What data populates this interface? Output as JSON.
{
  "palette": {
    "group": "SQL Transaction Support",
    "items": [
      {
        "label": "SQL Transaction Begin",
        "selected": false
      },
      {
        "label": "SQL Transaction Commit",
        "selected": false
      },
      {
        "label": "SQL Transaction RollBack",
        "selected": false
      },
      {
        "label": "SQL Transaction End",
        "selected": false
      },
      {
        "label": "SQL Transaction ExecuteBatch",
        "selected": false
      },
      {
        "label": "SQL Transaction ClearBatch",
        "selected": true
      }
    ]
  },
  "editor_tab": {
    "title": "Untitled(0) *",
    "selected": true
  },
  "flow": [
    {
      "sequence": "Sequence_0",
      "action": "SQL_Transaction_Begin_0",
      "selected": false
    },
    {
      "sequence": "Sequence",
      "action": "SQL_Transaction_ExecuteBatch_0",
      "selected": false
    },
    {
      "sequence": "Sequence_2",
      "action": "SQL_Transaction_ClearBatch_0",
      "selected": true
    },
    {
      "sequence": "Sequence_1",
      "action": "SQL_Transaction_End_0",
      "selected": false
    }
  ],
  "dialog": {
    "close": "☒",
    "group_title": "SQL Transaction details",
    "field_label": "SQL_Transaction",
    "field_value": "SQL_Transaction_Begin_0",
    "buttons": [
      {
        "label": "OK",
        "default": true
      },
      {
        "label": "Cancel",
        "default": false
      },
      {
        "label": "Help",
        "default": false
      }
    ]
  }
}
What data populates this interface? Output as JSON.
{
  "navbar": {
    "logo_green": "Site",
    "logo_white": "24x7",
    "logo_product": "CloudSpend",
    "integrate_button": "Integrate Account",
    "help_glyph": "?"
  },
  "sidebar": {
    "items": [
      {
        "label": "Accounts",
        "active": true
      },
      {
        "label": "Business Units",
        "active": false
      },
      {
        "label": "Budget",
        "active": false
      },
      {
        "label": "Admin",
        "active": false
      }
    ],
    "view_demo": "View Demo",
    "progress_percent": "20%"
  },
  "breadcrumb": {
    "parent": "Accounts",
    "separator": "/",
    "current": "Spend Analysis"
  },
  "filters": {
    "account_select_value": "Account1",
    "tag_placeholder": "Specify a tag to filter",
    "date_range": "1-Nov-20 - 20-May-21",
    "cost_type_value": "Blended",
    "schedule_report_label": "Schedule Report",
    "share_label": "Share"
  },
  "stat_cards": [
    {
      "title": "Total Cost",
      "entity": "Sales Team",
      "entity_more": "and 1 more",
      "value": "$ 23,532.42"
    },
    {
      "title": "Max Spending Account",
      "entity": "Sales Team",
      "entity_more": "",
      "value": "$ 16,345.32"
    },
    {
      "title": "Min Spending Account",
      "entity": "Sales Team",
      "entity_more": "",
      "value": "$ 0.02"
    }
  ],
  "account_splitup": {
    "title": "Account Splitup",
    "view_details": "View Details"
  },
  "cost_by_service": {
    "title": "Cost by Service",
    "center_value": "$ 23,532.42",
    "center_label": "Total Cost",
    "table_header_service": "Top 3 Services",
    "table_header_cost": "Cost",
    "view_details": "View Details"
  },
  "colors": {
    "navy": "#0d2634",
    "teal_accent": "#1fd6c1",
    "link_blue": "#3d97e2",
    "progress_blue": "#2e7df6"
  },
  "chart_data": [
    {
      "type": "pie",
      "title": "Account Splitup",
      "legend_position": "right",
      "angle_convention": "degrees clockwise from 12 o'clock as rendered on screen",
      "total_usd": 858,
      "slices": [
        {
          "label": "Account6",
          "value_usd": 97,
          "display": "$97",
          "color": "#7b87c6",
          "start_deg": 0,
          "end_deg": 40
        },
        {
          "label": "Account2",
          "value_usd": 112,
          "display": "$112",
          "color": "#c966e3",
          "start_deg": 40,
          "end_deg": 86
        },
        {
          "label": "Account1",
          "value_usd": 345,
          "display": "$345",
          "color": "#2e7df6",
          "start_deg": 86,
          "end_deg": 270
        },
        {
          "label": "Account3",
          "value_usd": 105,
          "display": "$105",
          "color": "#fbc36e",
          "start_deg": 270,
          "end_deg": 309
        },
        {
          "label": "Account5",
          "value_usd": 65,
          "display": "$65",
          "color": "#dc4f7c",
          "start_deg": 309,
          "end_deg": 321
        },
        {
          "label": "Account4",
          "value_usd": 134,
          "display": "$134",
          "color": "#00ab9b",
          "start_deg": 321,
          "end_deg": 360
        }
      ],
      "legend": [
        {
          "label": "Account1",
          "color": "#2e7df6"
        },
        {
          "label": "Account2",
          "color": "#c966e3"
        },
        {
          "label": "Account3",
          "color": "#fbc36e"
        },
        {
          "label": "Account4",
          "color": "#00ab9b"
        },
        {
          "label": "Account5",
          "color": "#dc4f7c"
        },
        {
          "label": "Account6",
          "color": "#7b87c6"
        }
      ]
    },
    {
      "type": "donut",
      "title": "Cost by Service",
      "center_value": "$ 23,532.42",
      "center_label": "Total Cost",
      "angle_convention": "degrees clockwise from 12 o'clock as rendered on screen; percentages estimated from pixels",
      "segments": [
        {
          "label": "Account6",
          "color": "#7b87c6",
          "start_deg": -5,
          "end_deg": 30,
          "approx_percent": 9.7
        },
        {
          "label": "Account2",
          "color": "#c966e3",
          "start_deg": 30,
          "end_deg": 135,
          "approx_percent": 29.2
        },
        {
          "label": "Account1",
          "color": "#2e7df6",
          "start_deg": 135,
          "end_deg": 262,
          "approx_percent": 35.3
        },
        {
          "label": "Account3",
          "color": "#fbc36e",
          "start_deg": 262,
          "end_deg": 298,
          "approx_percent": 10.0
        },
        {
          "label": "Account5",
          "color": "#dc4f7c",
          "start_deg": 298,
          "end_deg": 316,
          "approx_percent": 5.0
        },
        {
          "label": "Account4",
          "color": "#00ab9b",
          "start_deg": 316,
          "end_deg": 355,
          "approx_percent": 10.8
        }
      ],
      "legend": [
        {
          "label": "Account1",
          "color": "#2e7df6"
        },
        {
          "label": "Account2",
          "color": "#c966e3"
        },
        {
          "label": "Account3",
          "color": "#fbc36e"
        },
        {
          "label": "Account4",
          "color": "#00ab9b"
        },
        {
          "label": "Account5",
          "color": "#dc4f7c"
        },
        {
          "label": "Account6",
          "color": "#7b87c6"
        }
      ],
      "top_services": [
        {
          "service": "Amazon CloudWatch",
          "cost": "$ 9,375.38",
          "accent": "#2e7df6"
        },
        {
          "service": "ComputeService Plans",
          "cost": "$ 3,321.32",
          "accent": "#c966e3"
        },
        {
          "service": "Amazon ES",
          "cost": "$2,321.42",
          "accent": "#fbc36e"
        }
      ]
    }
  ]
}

- - - -

* _Challenge_
Please output the entries above, every line exactly as it reads.

* _Solution to the problem_
What data populates this interface? Output as JSON.
{
  "palette": {
    "group": "SQL Transaction Support",
    "items": [
      {
        "label": "SQL Transaction Begin",
        "selected": false
      },
      {
        "label": "SQL Transaction Commit",
        "selected": false
      },
      {
        "label": "SQL Transaction RollBack",
        "selected": false
      },
      {
        "label": "SQL Transaction End",
        "selected": false
      },
      {
        "label": "SQL Transaction ExecuteBatch",
        "selected": false
      },
      {
        "label": "SQL Transaction ClearBatch",
        "selected": true
      }
    ]
  },
  "editor_tab": {
    "title": "Untitled(0) *",
    "selected": true
  },
  "flow": [
    {
      "sequence": "Sequence_0",
      "action": "SQL_Transaction_Begin_0",
      "selected": false
    },
    {
      "sequence": "Sequence",
      "action": "SQL_Transaction_ExecuteBatch_0",
      "selected": false
    },
    {
      "sequence": "Sequence_2",
      "action": "SQL_Transaction_ClearBatch_0",
      "selected": true
    },
    {
      "sequence": "Sequence_1",
      "action": "SQL_Transaction_End_0",
      "selected": false
    }
  ],
  "dialog": {
    "close": "☒",
    "group_title": "SQL Transaction details",
    "field_label": "SQL_Transaction",
    "field_value": "SQL_Transaction_Begin_0",
    "buttons": [
      {
        "label": "OK",
        "default": true
      },
      {
        "label": "Cancel",
        "default": false
      },
      {
        "label": "Help",
        "default": false
      }
    ]
  }
}
What data populates this interface? Output as JSON.
{
  "navbar": {
    "logo_green": "Site",
    "logo_white": "24x7",
    "logo_product": "CloudSpend",
    "integrate_button": "Integrate Account",
    "help_glyph": "?"
  },
  "sidebar": {
    "items": [
      {
        "label": "Accounts",
        "active": true
      },
      {
        "label": "Business Units",
        "active": false
      },
      {
        "label": "Budget",
        "active": false
      },
      {
        "label": "Admin",
        "active": false
      }
    ],
    "view_demo": "View Demo",
    "progress_percent": "20%"
  },
  "breadcrumb": {
    "parent": "Accounts",
    "separator": "/",
    "current": "Spend Analysis"
  },
  "filters": {
    "account_select_value": "Account1",
    "tag_placeholder": "Specify a tag to filter",
    "date_range": "1-Nov-20 - 20-May-21",
    "cost_type_value": "Blended",
    "schedule_report_label": "Schedule Report",
    "share_label": "Share"
  },
  "stat_cards": [
    {
      "title": "Total Cost",
      "entity": "Sales Team",
      "entity_more": "and 1 more",
      "value": "$ 23,532.42"
    },
    {
      "title": "Max Spending Account",
      "entity": "Sales Team",
      "entity_more": "",
      "value": "$ 16,345.32"
    },
    {
      "title": "Min Spending Account",
      "entity": "Sales Team",
      "entity_more": "",
      "value": "$ 0.02"
    }
  ],
  "account_splitup": {
    "title": "Account Splitup",
    "view_details": "View Details"
  },
  "cost_by_service": {
    "title": "Cost by Service",
    "center_value": "$ 23,532.42",
    "center_label": "Total Cost",
    "table_header_service": "Top 3 Services",
    "table_header_cost": "Cost",
    "view_details": "View Details"
  },
  "colors": {
    "navy": "#0d2634",
    "teal_accent": "#1fd6c1",
    "link_blue": "#3d97e2",
    "progress_blue": "#2e7df6"
  },
  "chart_data": [
    {
      "type": "pie",
      "title": "Account Splitup",
      "legend_position": "right",
      "angle_convention": "degrees clockwise from 12 o'clock as rendered on screen",
      "total_usd": 858,
      "slices": [
        {
          "label": "Account6",
          "value_usd": 97,
          "display": "$97",
          "color": "#7b87c6",
          "start_deg": 0,
          "end_deg": 40
        },
        {
          "label": "Account2",
          "value_usd": 112,
          "display": "$112",
          "color": "#c966e3",
          "start_deg": 40,
          "end_deg": 86
        },
        {
          "label": "Account1",
          "value_usd": 345,
          "display": "$345",
          "color": "#2e7df6",
          "start_deg": 86,
          "end_deg": 270
        },
        {
          "label": "Account3",
          "value_usd": 105,
          "display": "$105",
          "color": "#fbc36e",
          "start_deg": 270,
          "end_deg": 309
        },
        {
          "label": "Account5",
          "value_usd": 65,
          "display": "$65",
          "color": "#dc4f7c",
          "start_deg": 309,
          "end_deg": 321
        },
        {
          "label": "Account4",
          "value_usd": 134,
          "display": "$134",
          "color": "#00ab9b",
          "start_deg": 321,
          "end_deg": 360
        }
      ],
      "legend": [
        {
          "label": "Account1",
          "color": "#2e7df6"
        },
        {
          "label": "Account2",
          "color": "#c966e3"
        },
        {
          "label": "Account3",
          "color": "#fbc36e"
        },
        {
          "label": "Account4",
          "color": "#00ab9b"
        },
        {
          "label": "Account5",
          "color": "#dc4f7c"
        },
        {
          "label": "Account6",
          "color": "#7b87c6"
        }
      ]
    },
    {
      "type": "donut",
      "title": "Cost by Service",
      "center_value": "$ 23,532.42",
      "center_label": "Total Cost",
      "angle_convention": "degrees clockwise from 12 o'clock as rendered on screen; percentages estimated from pixels",
      "segments": [
        {
          "label": "Account6",
          "color": "#7b87c6",
          "start_deg": -5,
          "end_deg": 30,
          "approx_percent": 9.7
        },
        {
          "label": "Account2",
          "color": "#c966e3",
          "start_deg": 30,
          "end_deg": 135,
          "approx_percent": 29.2
        },
        {
          "label": "Account1",
          "color": "#2e7df6",
          "start_deg": 135,
          "end_deg": 262,
          "approx_percent": 35.3
        },
        {
          "label": "Account3",
          "color": "#fbc36e",
          "start_deg": 262,
          "end_deg": 298,
          "approx_percent": 10.0
        },
        {
          "label": "Account5",
          "color": "#dc4f7c",
          "start_deg": 298,
          "end_deg": 316,
          "approx_percent": 5.0
        },
        {
          "label": "Account4",
          "color": "#00ab9b",
          "start_deg": 316,
          "end_deg": 355,
          "approx_percent": 10.8
        }
      ],
      "legend": [
        {
          "label": "Account1",
          "color": "#2e7df6"
        },
        {
          "label": "Account2",
          "color": "#c966e3"
        },
        {
          "label": "Account3",
          "color": "#fbc36e"
        },
        {
          "label": "Account4",
          "color": "#00ab9b"
        },
        {
          "label": "Account5",
          "color": "#dc4f7c"
        },
        {
          "label": "Account6",
          "color": "#7b87c6"
        }
      ],
      "top_services": [
        {
          "service": "Amazon CloudWatch",
          "cost": "$ 9,375.38",
          "accent": "#2e7df6"
        },
        {
          "service": "ComputeService Plans",
          "cost": "$ 3,321.32",
          "accent": "#c966e3"
        },
        {
          "service": "Amazon ES",
          "cost": "$2,321.42",
          "accent": "#fbc36e"
        }
      ]
    }
  ]
}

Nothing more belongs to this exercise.